--- begin ---
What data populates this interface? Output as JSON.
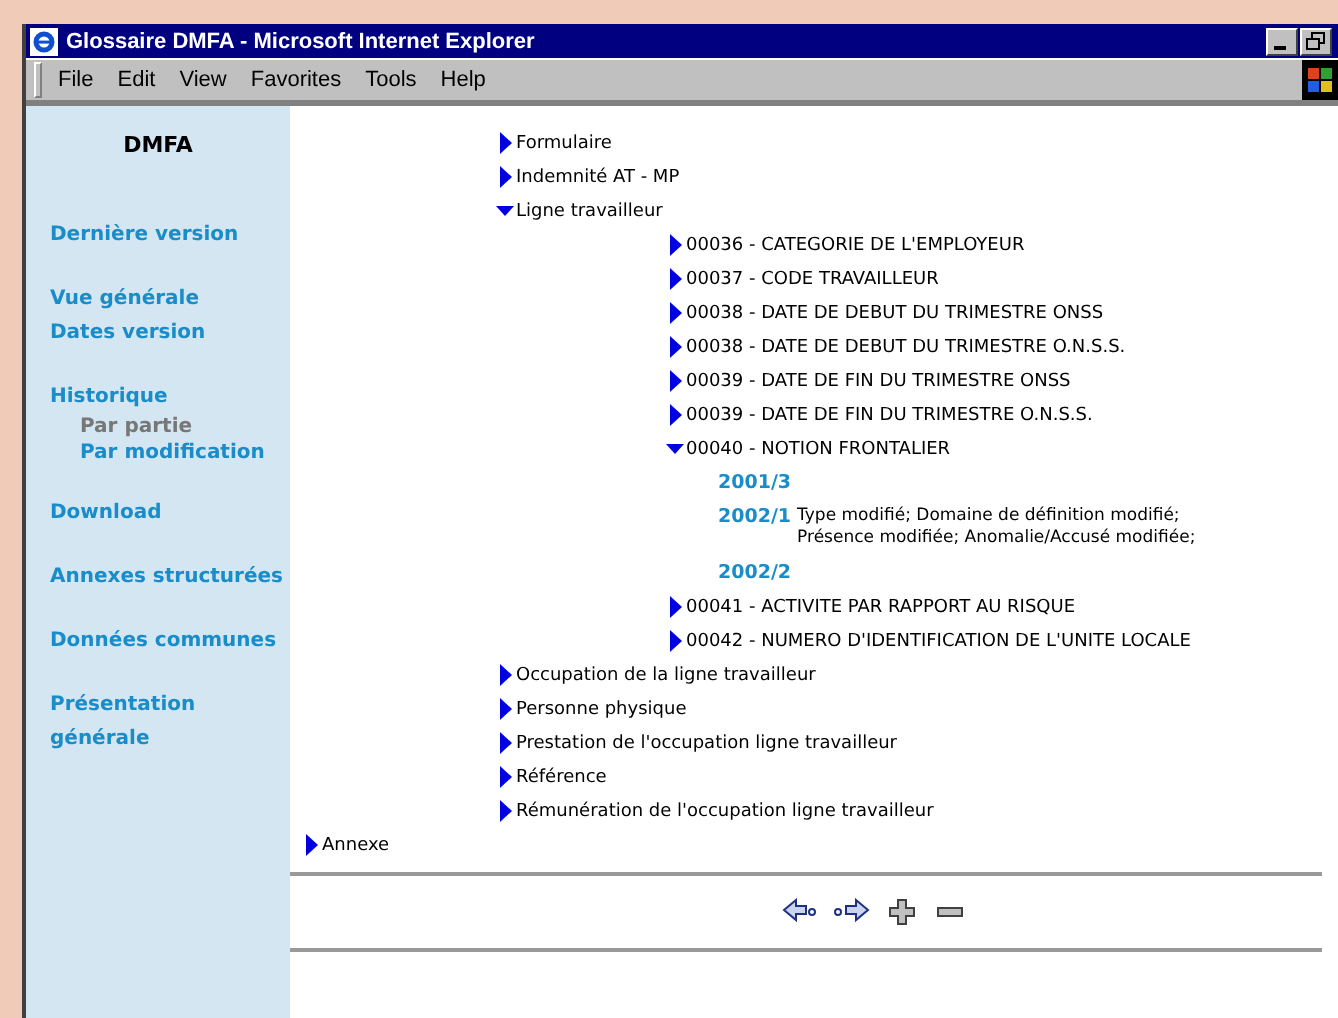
{
  "window": {
    "title": "Glossaire DMFA - Microsoft Internet Explorer"
  },
  "menu": [
    "File",
    "Edit",
    "View",
    "Favorites",
    "Tools",
    "Help"
  ],
  "sidebar": {
    "title": "DMFA",
    "sections": [
      {
        "items": [
          {
            "label": "Dernière version",
            "selected": false
          }
        ]
      },
      {
        "items": [
          {
            "label": "Vue générale",
            "selected": false
          },
          {
            "label": "Dates version",
            "selected": false
          }
        ]
      },
      {
        "items": [
          {
            "label": "Historique",
            "selected": false,
            "children": [
              {
                "label": "Par partie",
                "selected": true
              },
              {
                "label": "Par modification",
                "selected": false
              }
            ]
          }
        ]
      },
      {
        "items": [
          {
            "label": "Download",
            "selected": false
          }
        ]
      },
      {
        "items": [
          {
            "label": "Annexes structurées",
            "selected": false
          }
        ]
      },
      {
        "items": [
          {
            "label": "Données communes",
            "selected": false
          }
        ]
      },
      {
        "items": [
          {
            "label": "Présentation générale",
            "selected": false
          }
        ]
      }
    ]
  },
  "tree_branch": [
    {
      "kind": "node",
      "label": "Formulaire",
      "expanded": false
    },
    {
      "kind": "node",
      "label": "Indemnité AT - MP",
      "expanded": false
    },
    {
      "kind": "node",
      "label": "Ligne travailleur",
      "expanded": true,
      "children": [
        {
          "kind": "node",
          "label": "00036 - CATEGORIE DE L'EMPLOYEUR",
          "expanded": false
        },
        {
          "kind": "node",
          "label": "00037 - CODE TRAVAILLEUR",
          "expanded": false
        },
        {
          "kind": "node",
          "label": "00038 - DATE DE DEBUT DU TRIMESTRE ONSS",
          "expanded": false
        },
        {
          "kind": "node",
          "label": "00038 - DATE DE DEBUT DU TRIMESTRE O.N.S.S.",
          "expanded": false
        },
        {
          "kind": "node",
          "label": "00039 - DATE DE FIN DU TRIMESTRE ONSS",
          "expanded": false
        },
        {
          "kind": "node",
          "label": "00039 - DATE DE FIN DU TRIMESTRE O.N.S.S.",
          "expanded": false
        },
        {
          "kind": "node",
          "label": "00040 - NOTION FRONTALIER",
          "expanded": true,
          "children": [
            {
              "kind": "version",
              "label": "2001/3"
            },
            {
              "kind": "version",
              "label": "2002/1",
              "note": "Type modifié; Domaine de définition modifié; Présence modifiée; Anomalie/Accusé modifiée;"
            },
            {
              "kind": "version",
              "label": "2002/2"
            }
          ]
        },
        {
          "kind": "node",
          "label": "00041 - ACTIVITE PAR RAPPORT AU RISQUE",
          "expanded": false
        },
        {
          "kind": "node",
          "label": "00042 - NUMERO D'IDENTIFICATION DE L'UNITE LOCALE",
          "expanded": false
        }
      ]
    },
    {
      "kind": "node",
      "label": "Occupation de la ligne travailleur",
      "expanded": false
    },
    {
      "kind": "node",
      "label": "Personne physique",
      "expanded": false
    },
    {
      "kind": "node",
      "label": "Prestation de l'occupation ligne travailleur",
      "expanded": false
    },
    {
      "kind": "node",
      "label": "Référence",
      "expanded": false
    },
    {
      "kind": "node",
      "label": "Rémunération de l'occupation ligne travailleur",
      "expanded": false
    }
  ],
  "tree_top": [
    {
      "kind": "node",
      "label": "Annexe",
      "expanded": false
    }
  ],
  "navigation": [
    {
      "kind": "back"
    },
    {
      "kind": "forward"
    },
    {
      "kind": "expand"
    },
    {
      "kind": "collapse"
    }
  ]
}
--- end ---
Count each line where the string "générale" occurs, and write only the number.

**Task answer**
2